_Do this_
Would it be possible to write out each entry below exactly, without the pictures?

_Input_

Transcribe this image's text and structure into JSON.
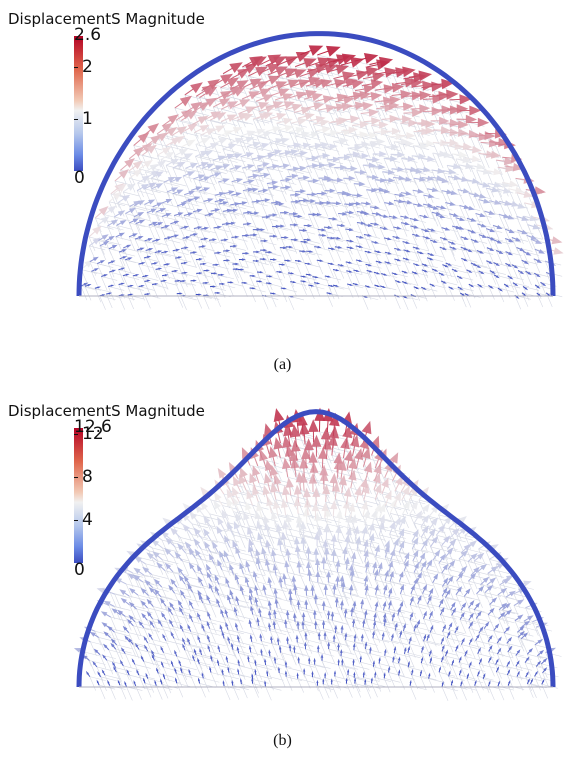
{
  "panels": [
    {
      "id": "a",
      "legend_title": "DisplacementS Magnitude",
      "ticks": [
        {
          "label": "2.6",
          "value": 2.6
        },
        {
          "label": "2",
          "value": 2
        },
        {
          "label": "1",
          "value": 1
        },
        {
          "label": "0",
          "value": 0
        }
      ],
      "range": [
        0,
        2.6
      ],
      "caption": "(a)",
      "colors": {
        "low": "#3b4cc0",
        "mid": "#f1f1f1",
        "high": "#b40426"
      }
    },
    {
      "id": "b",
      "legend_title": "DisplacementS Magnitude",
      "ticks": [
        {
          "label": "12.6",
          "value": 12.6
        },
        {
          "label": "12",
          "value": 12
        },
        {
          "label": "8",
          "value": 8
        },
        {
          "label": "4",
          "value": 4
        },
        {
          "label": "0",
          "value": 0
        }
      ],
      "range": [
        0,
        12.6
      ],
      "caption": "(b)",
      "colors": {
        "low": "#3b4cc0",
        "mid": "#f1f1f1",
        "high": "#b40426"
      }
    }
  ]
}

_Answer to this problem_
Transcribe this image's text and structure into JSON.
{
  "panels": [
    {
      "id": "a",
      "legend_title": "DisplacementS Magnitude",
      "ticks": [
        {
          "label": "2.6",
          "value": 2.6
        },
        {
          "label": "2",
          "value": 2
        },
        {
          "label": "1",
          "value": 1
        },
        {
          "label": "0",
          "value": 0
        }
      ],
      "range": [
        0,
        2.6
      ],
      "caption": "(a)",
      "colors": {
        "low": "#3b4cc0",
        "mid": "#f1f1f1",
        "high": "#b40426"
      }
    },
    {
      "id": "b",
      "legend_title": "DisplacementS Magnitude",
      "ticks": [
        {
          "label": "12.6",
          "value": 12.6
        },
        {
          "label": "12",
          "value": 12
        },
        {
          "label": "8",
          "value": 8
        },
        {
          "label": "4",
          "value": 4
        },
        {
          "label": "0",
          "value": 0
        }
      ],
      "range": [
        0,
        12.6
      ],
      "caption": "(b)",
      "colors": {
        "low": "#3b4cc0",
        "mid": "#f1f1f1",
        "high": "#b40426"
      }
    }
  ]
}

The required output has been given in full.